> **Extract provided**:

Red Fang
Whales and Leeches

Portland’s Red Fang are a band I feel I should like more than I actually do.  On the surface their style of greasy heavy rock meets stoner metal jams holds great appeal.  Yet the significant hype that has been bestowed upon Red Fang and the commercial headway they have made suggests something extra special boils in the belly of their burly sound. However their first two albums, although solid and enjoyable enough on a basic level, revealed a lopsided ratio of killer tunes, such as breakaway singles “Prehistoric Dog” and “Wires”, with songwriting that swayed on the side of the bland and unremarkable.  Although sophomore effort Murder the Mountains bettered its predecessor, in some ways it suffered the same problems as the debut; a smattering of strong tunes offset by a handful of weaker songs lacking catchy or distinct elements, thusly casting a shadow of doubt over their ability to hit the sweet spot often enough.

Third album, Whales and Leeches, finds Red Fang staying close within the realms of their signature style, but this time around they deliver the most varied and consistent songwriting of their career.  Familiar influences continue to fringe their sound, most notably the straight-forward and streamlined aspects of later-era Mastodon, otherwise we essentially have more of the burly, riff-driven stoner metal that remains Red Fang’s bread and butter.  And while the band could be accused of being derivative and lacking invention, there’s an appealing no-frills and workmanlike approach to Red Fang’s formula that at the very least creates a solid soundtrack for rocking out unashamedly and knocking back a few hearty brews.

As much as they relish the groovy, riff-based approach, Red Fang pay equal attention to crafting big, hooky choruses and memorable vocal melodies, executed with a diverse yet uneven shared vocal approach. Some of the more streamlined vocal hooks carry an almost pop-like sensibility, designed for earworm addictiveness and repeat plays, although the execution on several songs leaves a bit to be desired. Sonically, everything about Whales and Leeches sounds huge.  The weighty production smooths-out the remaining rough and raw scuff marks that originally frayed the edges of their sound, while the slick sonic sheen doesn’t come at the expense of the band’s heftier traits.  Noticeably, Red Fang has become a tighter unit since their last release, playing with typical exuberance and swinging groove.

> **Directives**:
[a] List every album or song title named in the review of Red Fang's Whales and Leeches.
[b] Continue the review of Red Fang's Whales and Leeches, starting after its last sentence.
The data that comes next has no connection to the review.

> **Information provided**:
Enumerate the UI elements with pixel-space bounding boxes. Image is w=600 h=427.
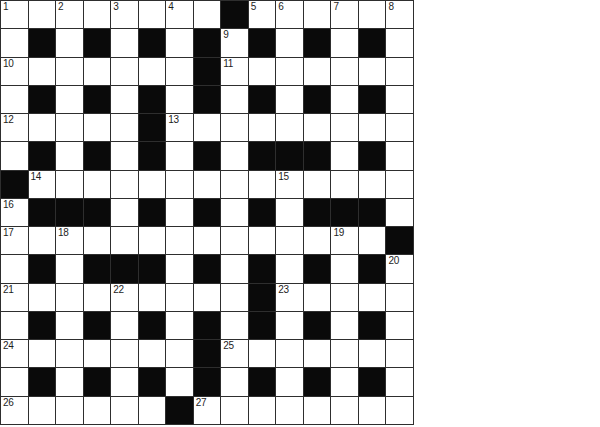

> **Answers for this exercise**:
[a] "Prehistoric Dog", "Wires", Murder the Mountains, Whales and Leeches

[b]
The album begins strongly as Red Fang unleashes a couple of cracking tunes from the outset. The groove-heavy swagger of “DOEN” and addictive stoner-rock hooks of “Blood Like Cream” reveal Red Fang’s adeptness at firing off punchy, pop-infused heavy rockers when the mood is right, cutting to the chase and compacting memorable songwriting into concise time capsules.   A couple of bright, fleeting moments aside, “No Hope” is the first real misstep on the album. The song’s upbeat vibe is marred by some unremarkable riffage and irritating shouty vocals.

The aggressive, very Mastodon-esque stomp of “Crows in Swine” rights the ship again, harnessing a meaner tone within a catchy, uptempo structure.  The rather pedestrian “Voices of the Dead” fails to raise any great reaction, marked by several flat vocal spots. Without doubt the most significant breaking-the-mould moment and album centrepiece is the 7-minute “Dawn Rising”, featuring the intoxicating eccentricities of Yob vocalist Mike Scheidt.  This exceptional slab of sludgy doom metal is the darkest and heaviest tune the band has penned.  The song breaks type as Red Fang generally operate more effectively when keeping their songs short and concise, but here the greater length is comfortably managed due to excellent pacing and the gritty uptempo gallop of its later half. The last handful of tracks varies in quality, highlighted by the aggressively potent grooves, snappy mid-song interplay and seriously heavy closing riffs of “1516”.  Likable as their music is, Red Fang are still a few strong songs short of living up to the generous accolades and praise that has been heaped upon them in recent years, but at least they are heading in the right direction.

Nitpicking aside, Whales and Leeches rocks hard and proves to be Red Fang’s most complete work to date, showing the promising signs of a band hitting their stride and beginning to bend the ratio more dominantly into the positive end of the songwriting spectrum.  On the other side of the coin the inconsistencies of their songwriting still hinders Red Fang’s considerable potential and prevents them delivering a truly great musical statement.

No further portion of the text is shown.